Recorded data
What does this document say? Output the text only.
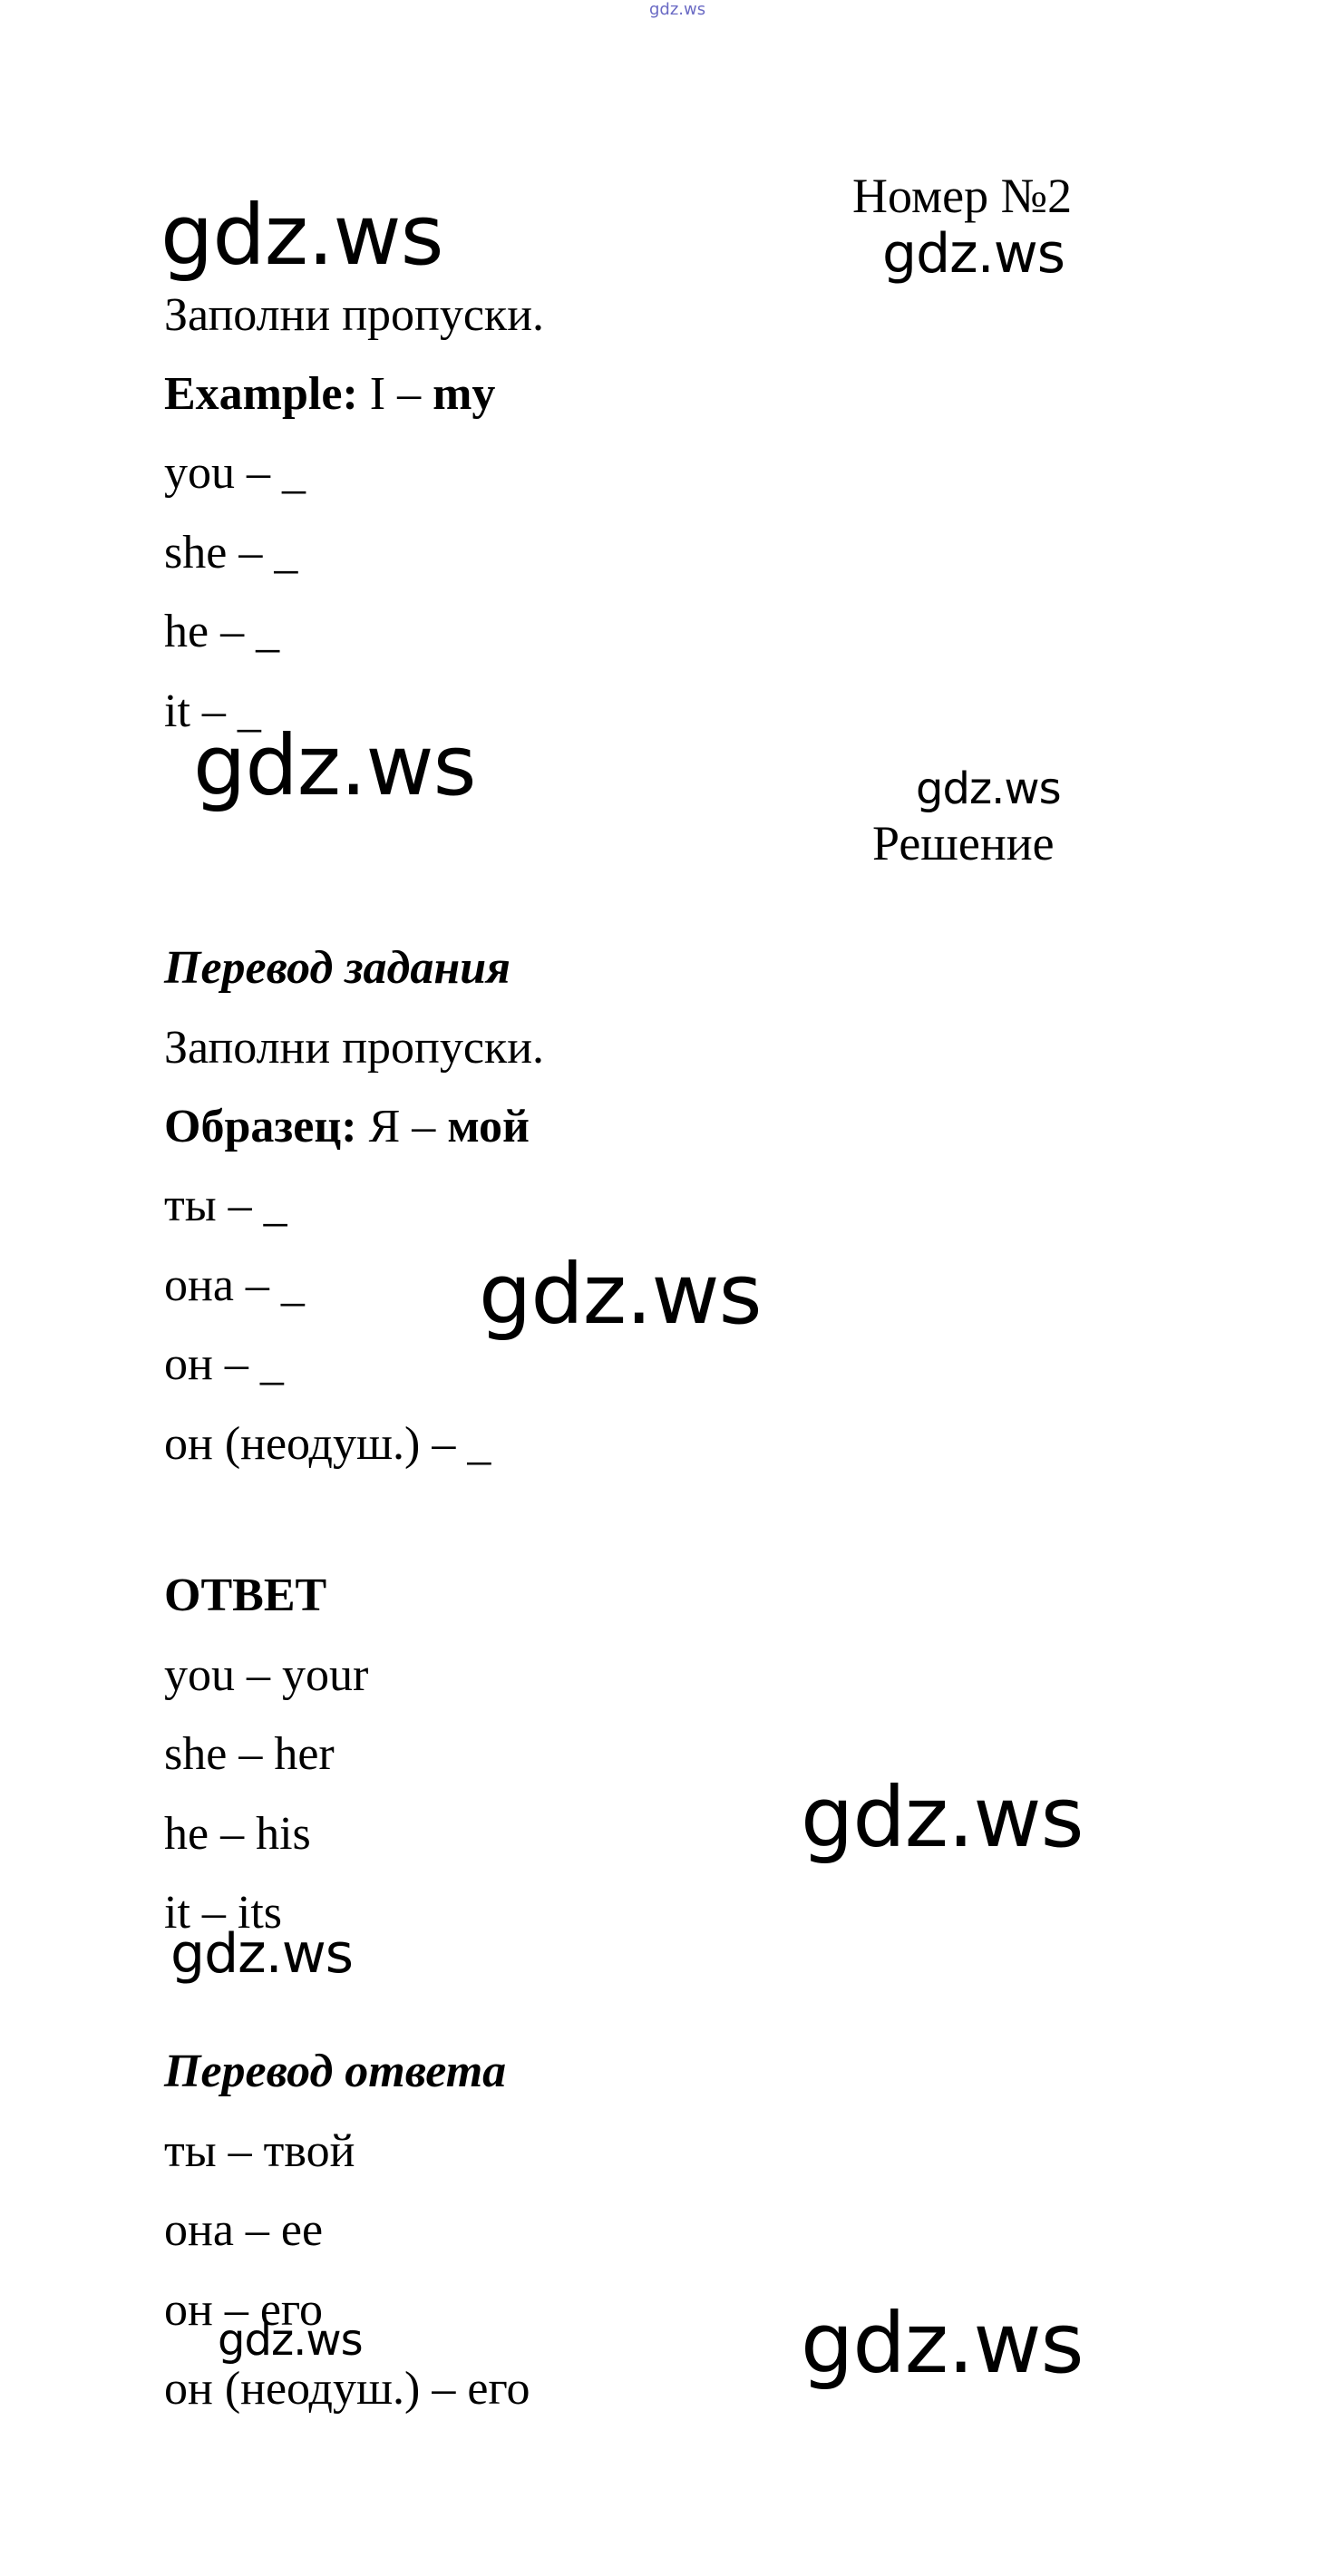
gdz.ws
Номер №2
Решение
Заполни пропуски.
Example: I – my
you – _
she – _
he – _
it – _
Перевод задания
Заполни пропуски.
Образец: Я – мой
ты – _
она – _
он – _
он (неодуш.) – _
ОТВЕТ
you – your
she – her
he – his
it – its
Перевод ответа
ты – твой
она – ее
он – его
он (неодуш.) – его
gdz.ws	gdz.ws
gdz.ws	gdz.ws
gdz.ws
gdz.ws
gdz.ws
gdz.ws	gdz.ws
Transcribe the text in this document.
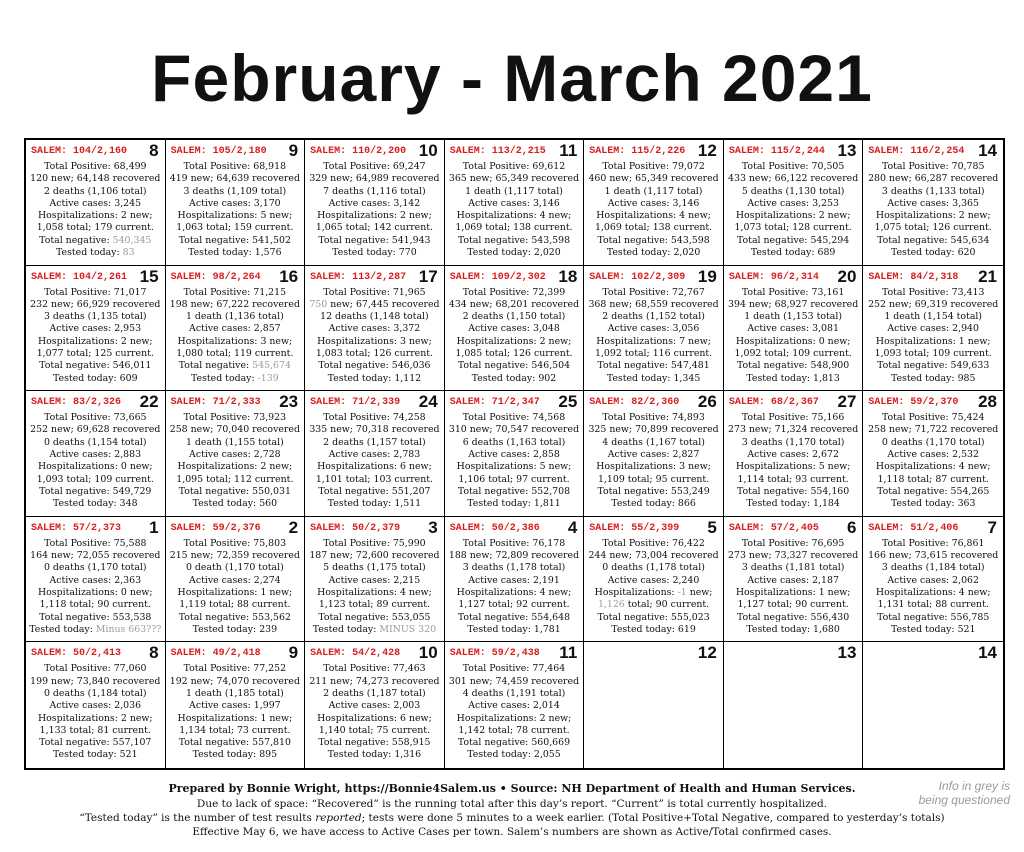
February - March 2021
SALEM: 104/2,160 8
Total Positive: 68,499
120 new; 64,148 recovered
2 deaths (1,106 total)
Active cases: 3,245
Hospitalizations: 2 new;
1,058 total; 179 current.
Total negative: 540,345
Tested today: 83
SALEM: 105/2,180 9
Total Positive: 68,918
419 new; 64,639 recovered
3 deaths (1,109 total)
Active cases: 3,170
Hospitalizations: 5 new;
1,063 total; 159 current.
Total negative: 541,502
Tested today: 1,576
SALEM: 110/2,200 10
Total Positive: 69,247
329 new; 64,989 recovered
7 deaths (1,116 total)
Active cases: 3,142
Hospitalizations: 2 new;
1,065 total; 142 current.
Total negative: 541,943
Tested today: 770
SALEM: 113/2,215 11
Total Positive: 69,612
365 new; 65,349 recovered
1 death (1,117 total)
Active cases: 3,146
Hospitalizations: 4 new;
1,069 total; 138 current.
Total negative: 543,598
Tested today: 2,020
SALEM: 115/2,226 12
Total Positive: 79,072
460 new; 65,349 recovered
1 death (1,117 total)
Active cases: 3,146
Hospitalizations: 4 new;
1,069 total; 138 current.
Total negative: 543,598
Tested today: 2,020
SALEM: 115/2,244 13
Total Positive: 70,505
433 new; 66,122 recovered
5 deaths (1,130 total)
Active cases: 3,253
Hospitalizations: 2 new;
1,073 total; 128 current.
Total negative: 545,294
Tested today: 689
SALEM: 116/2,254 14
Total Positive: 70,785
280 new; 66,287 recovered
3 deaths (1,133 total)
Active cases: 3,365
Hospitalizations: 2 new;
1,075 total; 126 current.
Total negative: 545,634
Tested today: 620
SALEM: 104/2,261 15
Total Positive: 71,017
232 new; 66,929 recovered
3 deaths (1,135 total)
Active cases: 2,953
Hospitalizations: 2 new;
1,077 total; 125 current.
Total negative: 546,011
Tested today: 609
SALEM: 98/2,264 16
Total Positive: 71,215
198 new; 67,222 recovered
1 death (1,136 total)
Active cases: 2,857
Hospitalizations: 3 new;
1,080 total; 119 current.
Total negative: 545,674
Tested today: -139
SALEM: 113/2,287 17
Total Positive: 71,965
750 new; 67,445 recovered
12 deaths (1,148 total)
Active cases: 3,372
Hospitalizations: 3 new;
1,083 total; 126 current.
Total negative: 546,036
Tested today: 1,112
SALEM: 109/2,302 18
Total Positive: 72,399
434 new; 68,201 recovered
2 deaths (1,150 total)
Active cases: 3,048
Hospitalizations: 2 new;
1,085 total; 126 current.
Total negative: 546,504
Tested today: 902
SALEM: 102/2,309 19
Total Positive: 72,767
368 new; 68,559 recovered
2 deaths (1,152 total)
Active cases: 3,056
Hospitalizations: 7 new;
1,092 total; 116 current.
Total negative: 547,481
Tested today: 1,345
SALEM: 96/2,314 20
Total Positive: 73,161
394 new; 68,927 recovered
1 death (1,153 total)
Active cases: 3,081
Hospitalizations: 0 new;
1,092 total; 109 current.
Total negative: 548,900
Tested today: 1,813
SALEM: 84/2,318 21
Total Positive: 73,413
252 new; 69,319 recovered
1 death (1,154 total)
Active cases: 2,940
Hospitalizations: 1 new;
1,093 total; 109 current.
Total negative: 549,633
Tested today: 985
SALEM: 83/2,326 22
Total Positive: 73,665
252 new; 69,628 recovered
0 deaths (1,154 total)
Active cases: 2,883
Hospitalizations: 0 new;
1,093 total; 109 current.
Total negative: 549,729
Tested today: 348
SALEM: 71/2,333 23
Total Positive: 73,923
258 new; 70,040 recovered
1 death (1,155 total)
Active cases: 2,728
Hospitalizations: 2 new;
1,095 total; 112 current.
Total negative: 550,031
Tested today: 560
SALEM: 71/2,339 24
Total Positive: 74,258
335 new; 70,318 recovered
2 deaths (1,157 total)
Active cases: 2,783
Hospitalizations: 6 new;
1,101 total; 103 current.
Total negative: 551,207
Tested today: 1,511
SALEM: 71/2,347 25
Total Positive: 74,568
310 new; 70,547 recovered
6 deaths (1,163 total)
Active cases: 2,858
Hospitalizations: 5 new;
1,106 total; 97 current.
Total negative: 552,708
Tested today: 1,811
SALEM: 82/2,360 26
Total Positive: 74,893
325 new; 70,899 recovered
4 deaths (1,167 total)
Active cases: 2,827
Hospitalizations: 3 new;
1,109 total; 95 current.
Total negative: 553,249
Tested today: 866
SALEM: 68/2,367 27
Total Positive: 75,166
273 new; 71,324 recovered
3 deaths (1,170 total)
Active cases: 2,672
Hospitalizations: 5 new;
1,114 total; 93 current.
Total negative: 554,160
Tested today: 1,184
SALEM: 59/2,370 28
Total Positive: 75,424
258 new; 71,722 recovered
0 deaths (1,170 total)
Active cases: 2,532
Hospitalizations: 4 new;
1,118 total; 87 current.
Total negative: 554,265
Tested today: 363
SALEM: 57/2,373 1
Total Positive: 75,588
164 new; 72,055 recovered
0 deaths (1,170 total)
Active cases: 2,363
Hospitalizations: 0 new;
1,118 total; 90 current.
Total negative: 553,538
Tested today: Minus 663???
SALEM: 59/2,376 2
Total Positive: 75,803
215 new; 72,359 recovered
0 death (1,170 total)
Active cases: 2,274
Hospitalizations: 1 new;
1,119 total; 88 current.
Total negative: 553,562
Tested today: 239
SALEM: 50/2,379 3
Total Positive: 75,990
187 new; 72,600 recovered
5 deaths (1,175 total)
Active cases: 2,215
Hospitalizations: 4 new;
1,123 total; 89 current.
Total negative: 553,055
Tested today: MINUS 320
SALEM: 50/2,386 4
Total Positive: 76,178
188 new; 72,809 recovered
3 deaths (1,178 total)
Active cases: 2,191
Hospitalizations: 4 new;
1,127 total; 92 current.
Total negative: 554,648
Tested today: 1,781
SALEM: 55/2,399 5
Total Positive: 76,422
244 new; 73,004 recovered
0 deaths (1,178 total)
Active cases: 2,240
Hospitalizations: -1 new;
1,126 total; 90 current.
Total negative: 555,023
Tested today: 619
SALEM: 57/2,405 6
Total Positive: 76,695
273 new; 73,327 recovered
3 deaths (1,181 total)
Active cases: 2,187
Hospitalizations: 1 new;
1,127 total; 90 current.
Total negative: 556,430
Tested today: 1,680
SALEM: 51/2,406 7
Total Positive: 76,861
166 new; 73,615 recovered
3 deaths (1,184 total)
Active cases: 2,062
Hospitalizations: 4 new;
1,131 total; 88 current.
Total negative: 556,785
Tested today: 521
SALEM: 50/2,413 8
Total Positive: 77,060
199 new; 73,840 recovered
0 deaths (1,184 total)
Active cases: 2,036
Hospitalizations: 2 new;
1,133 total; 81 current.
Total negative: 557,107
Tested today: 521
SALEM: 49/2,418 9
Total Positive: 77,252
192 new; 74,070 recovered
1 death (1,185 total)
Active cases: 1,997
Hospitalizations: 1 new;
1,134 total; 73 current.
Total negative: 557,810
Tested today: 895
SALEM: 54/2,428 10
Total Positive: 77,463
211 new; 74,273 recovered
2 deaths (1,187 total)
Active cases: 2,003
Hospitalizations: 6 new;
1,140 total; 75 current.
Total negative: 558,915
Tested today: 1,316
SALEM: 59/2,438 11
Total Positive: 77,464
301 new; 74,459 recovered
4 deaths (1,191 total)
Active cases: 2,014
Hospitalizations: 2 new;
1,142 total; 78 current.
Total negative: 560,669
Tested today: 2,055
12	13	14
Prepared by Bonnie Wright, https://Bonnie4Salem.us • Source: NH Department of Health and Human Services.
Due to lack of space: “Recovered” is the running total after this day’s report. “Current” is total currently hospitalized.
“Tested today” is the number of test results reported; tests were done 5 minutes to a week earlier. (Total Positive+Total Negative, compared to yesterday’s totals)
Effective May 6, we have access to Active Cases per town. Salem’s numbers are shown as Active/Total confirmed cases.
Info in grey is
being questioned
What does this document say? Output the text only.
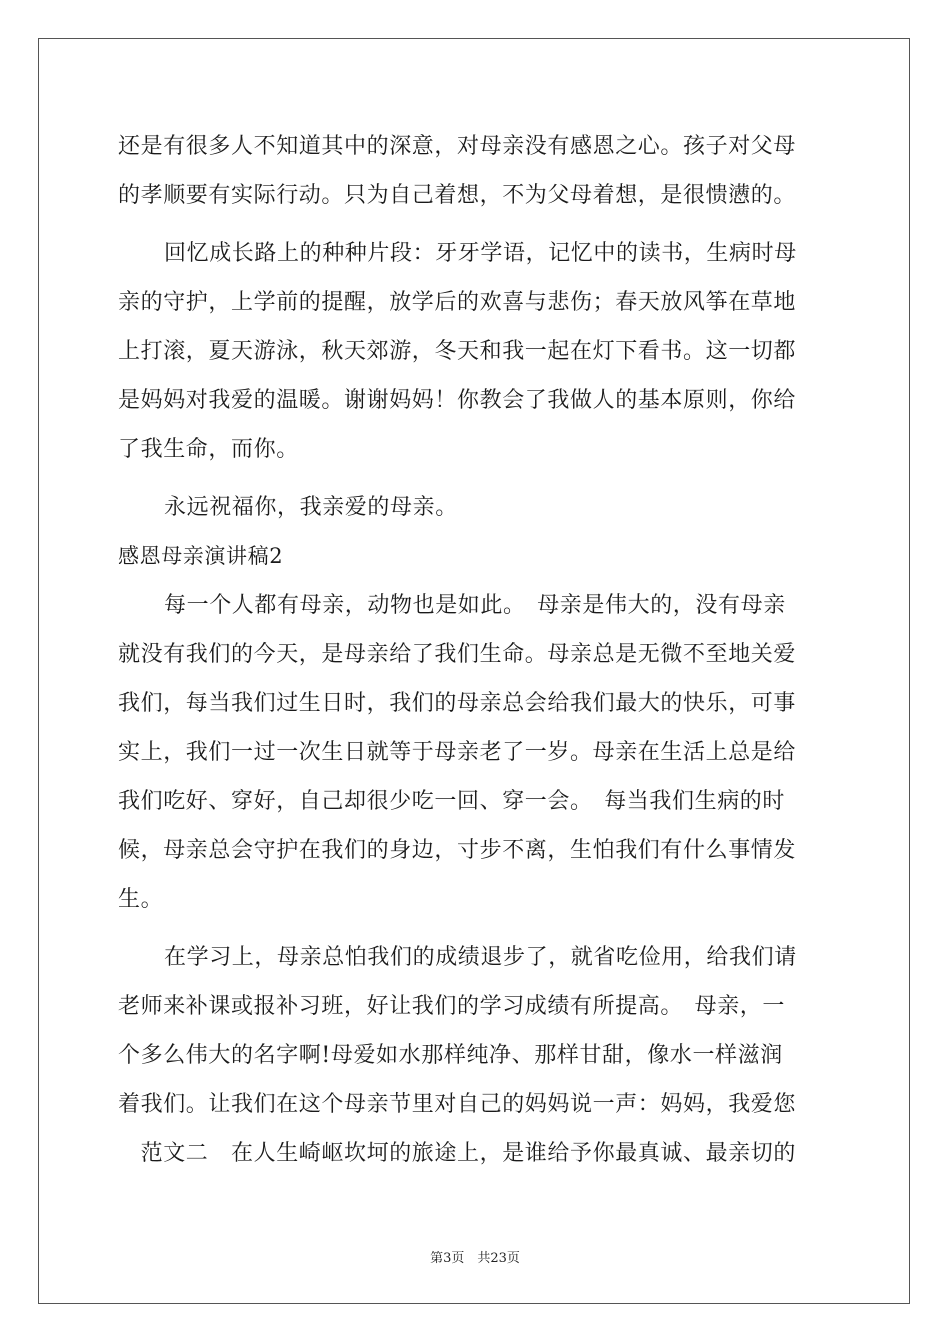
还是有很多人不知道其中的深意，对母亲没有感恩之心。孩子对父母
的孝顺要有实际行动。只为自己着想，不为父母着想，是很愦懑的。
回忆成长路上的种种片段：牙牙学语，记忆中的读书，生病时母
亲的守护，上学前的提醒，放学后的欢喜与悲伤；春天放风筝在草地
上打滚，夏天游泳，秋天郊游，冬天和我一起在灯下看书。这一切都
是妈妈对我爱的温暖。谢谢妈妈！你教会了我做人的基本原则，你给
了我生命，而你。
永远祝福你，我亲爱的母亲。
感恩母亲演讲稿2
每一个人都有母亲，动物也是如此。　母亲是伟大的，没有母亲
就没有我们的今天，是母亲给了我们生命。母亲总是无微不至地关爱
我们，每当我们过生日时，我们的母亲总会给我们最大的快乐，可事
实上，我们一过一次生日就等于母亲老了一岁。母亲在生活上总是给
我们吃好、穿好，自己却很少吃一回、穿一会。　每当我们生病的时
候，母亲总会守护在我们的身边，寸步不离，生怕我们有什么事情发
生。
在学习上，母亲总怕我们的成绩退步了，就省吃俭用，给我们请
老师来补课或报补习班，好让我们的学习成绩有所提高。　母亲，一
个多么伟大的名字啊!母爱如水那样纯净、那样甘甜，像水一样滋润
着我们。让我们在这个母亲节里对自己的妈妈说一声：妈妈，我爱您
　范文二　在人生崎岖坎坷的旅途上，是谁给予你最真诚、最亲切的
第3页　共23页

Given instruction:
Search the material above for "this". Pull out each line where it shows up.

The completed task:
What does this document say? Output the text only.
Transcribe the text in this document.
Due to lack of space: “Recovered” is the running total after this day’s report. “Current” is total currently hospitalized.
What does this document say? Output the text only.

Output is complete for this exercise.